WHAT YOU ARE ASKED TO DO -
Identify all lines below that hold "name" and collect them.

ENTRIES SHOWN -

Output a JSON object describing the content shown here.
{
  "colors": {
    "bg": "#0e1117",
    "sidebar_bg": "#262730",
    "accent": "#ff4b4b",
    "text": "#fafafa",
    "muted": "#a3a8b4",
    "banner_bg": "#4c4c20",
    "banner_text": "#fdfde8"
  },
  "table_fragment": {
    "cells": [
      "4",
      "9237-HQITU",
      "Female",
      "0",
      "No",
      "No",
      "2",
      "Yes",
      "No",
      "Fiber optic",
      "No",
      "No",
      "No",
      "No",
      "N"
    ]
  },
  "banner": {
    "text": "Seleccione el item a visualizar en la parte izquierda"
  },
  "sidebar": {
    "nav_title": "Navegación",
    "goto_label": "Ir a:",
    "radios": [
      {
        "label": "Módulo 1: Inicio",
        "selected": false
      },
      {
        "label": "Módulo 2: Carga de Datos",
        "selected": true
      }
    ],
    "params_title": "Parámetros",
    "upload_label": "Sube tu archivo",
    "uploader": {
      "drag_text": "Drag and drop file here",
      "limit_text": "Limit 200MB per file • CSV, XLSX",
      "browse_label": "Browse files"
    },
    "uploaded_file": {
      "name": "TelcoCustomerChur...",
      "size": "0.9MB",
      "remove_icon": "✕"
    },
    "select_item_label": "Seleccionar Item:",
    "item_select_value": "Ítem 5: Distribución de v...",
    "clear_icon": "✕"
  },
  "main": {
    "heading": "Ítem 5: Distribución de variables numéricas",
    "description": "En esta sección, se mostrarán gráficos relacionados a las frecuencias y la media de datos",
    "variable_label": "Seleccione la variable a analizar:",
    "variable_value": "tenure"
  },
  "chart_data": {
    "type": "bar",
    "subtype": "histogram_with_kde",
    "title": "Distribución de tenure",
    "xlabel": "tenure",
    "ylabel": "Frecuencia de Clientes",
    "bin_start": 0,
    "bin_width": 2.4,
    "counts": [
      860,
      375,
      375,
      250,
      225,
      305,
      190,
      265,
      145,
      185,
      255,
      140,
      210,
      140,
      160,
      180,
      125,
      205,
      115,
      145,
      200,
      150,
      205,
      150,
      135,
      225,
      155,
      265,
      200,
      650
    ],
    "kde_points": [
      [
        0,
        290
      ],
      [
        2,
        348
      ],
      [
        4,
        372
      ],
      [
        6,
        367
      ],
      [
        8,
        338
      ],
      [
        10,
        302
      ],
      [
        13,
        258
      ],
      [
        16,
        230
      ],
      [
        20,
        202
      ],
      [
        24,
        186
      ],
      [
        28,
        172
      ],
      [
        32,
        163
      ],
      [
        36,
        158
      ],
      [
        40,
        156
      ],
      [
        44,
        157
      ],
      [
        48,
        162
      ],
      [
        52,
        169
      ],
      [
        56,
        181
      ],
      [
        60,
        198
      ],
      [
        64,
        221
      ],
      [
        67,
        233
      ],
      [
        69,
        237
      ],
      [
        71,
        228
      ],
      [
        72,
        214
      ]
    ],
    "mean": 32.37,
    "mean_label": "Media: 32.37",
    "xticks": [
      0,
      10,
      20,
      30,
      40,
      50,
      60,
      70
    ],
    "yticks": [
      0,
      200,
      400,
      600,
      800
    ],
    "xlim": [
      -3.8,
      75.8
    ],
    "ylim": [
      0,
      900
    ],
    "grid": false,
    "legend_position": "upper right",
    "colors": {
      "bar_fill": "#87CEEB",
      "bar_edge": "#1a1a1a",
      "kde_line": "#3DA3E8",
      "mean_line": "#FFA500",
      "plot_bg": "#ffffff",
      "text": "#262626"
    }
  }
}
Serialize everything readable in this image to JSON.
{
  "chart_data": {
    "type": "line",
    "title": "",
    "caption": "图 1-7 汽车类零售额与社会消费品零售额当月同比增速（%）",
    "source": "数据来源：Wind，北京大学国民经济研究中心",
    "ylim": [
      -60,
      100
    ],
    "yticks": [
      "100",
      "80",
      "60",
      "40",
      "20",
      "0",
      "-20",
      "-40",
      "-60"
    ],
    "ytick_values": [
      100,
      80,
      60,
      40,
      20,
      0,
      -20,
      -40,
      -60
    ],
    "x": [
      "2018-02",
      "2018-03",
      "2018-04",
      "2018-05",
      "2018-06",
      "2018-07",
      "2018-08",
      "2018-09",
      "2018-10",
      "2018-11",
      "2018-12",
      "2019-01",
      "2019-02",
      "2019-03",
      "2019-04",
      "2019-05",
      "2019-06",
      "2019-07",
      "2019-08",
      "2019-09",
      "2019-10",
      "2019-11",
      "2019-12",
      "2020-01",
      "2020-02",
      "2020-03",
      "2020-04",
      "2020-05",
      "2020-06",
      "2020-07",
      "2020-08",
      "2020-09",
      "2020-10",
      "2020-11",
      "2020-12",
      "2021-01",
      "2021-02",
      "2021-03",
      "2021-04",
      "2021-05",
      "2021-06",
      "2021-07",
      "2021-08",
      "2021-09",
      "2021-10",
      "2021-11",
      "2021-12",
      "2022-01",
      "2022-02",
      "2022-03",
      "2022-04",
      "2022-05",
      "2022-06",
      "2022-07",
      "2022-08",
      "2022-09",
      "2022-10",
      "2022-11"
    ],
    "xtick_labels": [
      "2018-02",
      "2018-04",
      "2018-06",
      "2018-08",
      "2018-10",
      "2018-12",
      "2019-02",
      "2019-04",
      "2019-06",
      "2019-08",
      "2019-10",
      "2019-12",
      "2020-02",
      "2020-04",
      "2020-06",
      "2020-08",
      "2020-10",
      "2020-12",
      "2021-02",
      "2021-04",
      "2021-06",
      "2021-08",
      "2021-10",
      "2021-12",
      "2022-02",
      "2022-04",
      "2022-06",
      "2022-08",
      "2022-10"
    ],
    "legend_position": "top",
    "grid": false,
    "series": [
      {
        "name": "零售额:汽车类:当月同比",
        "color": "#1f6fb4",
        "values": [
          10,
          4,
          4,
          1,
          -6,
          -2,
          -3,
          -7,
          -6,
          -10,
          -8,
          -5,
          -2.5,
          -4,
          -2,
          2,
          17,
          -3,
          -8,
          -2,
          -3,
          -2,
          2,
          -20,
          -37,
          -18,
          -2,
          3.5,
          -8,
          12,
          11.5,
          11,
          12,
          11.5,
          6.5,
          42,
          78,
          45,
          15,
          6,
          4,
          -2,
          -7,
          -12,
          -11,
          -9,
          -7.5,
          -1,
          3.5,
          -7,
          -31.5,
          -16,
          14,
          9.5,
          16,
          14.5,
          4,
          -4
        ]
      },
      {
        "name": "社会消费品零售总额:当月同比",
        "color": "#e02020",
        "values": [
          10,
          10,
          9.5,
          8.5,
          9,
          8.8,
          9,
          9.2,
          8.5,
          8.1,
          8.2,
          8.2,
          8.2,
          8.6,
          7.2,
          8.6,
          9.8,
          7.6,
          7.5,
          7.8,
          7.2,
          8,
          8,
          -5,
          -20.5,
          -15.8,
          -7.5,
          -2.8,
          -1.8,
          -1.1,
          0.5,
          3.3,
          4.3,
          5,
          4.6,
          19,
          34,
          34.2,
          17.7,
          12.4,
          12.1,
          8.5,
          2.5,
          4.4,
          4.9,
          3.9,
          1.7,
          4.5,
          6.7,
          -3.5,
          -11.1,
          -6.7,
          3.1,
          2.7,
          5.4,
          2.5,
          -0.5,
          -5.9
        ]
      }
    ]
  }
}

EXERCISE SOLUTION -
      "name": "TelcoCustomerChur...",
        "name": "零售额:汽车类:当月同比",
        "name": "社会消费品零售总额:当月同比",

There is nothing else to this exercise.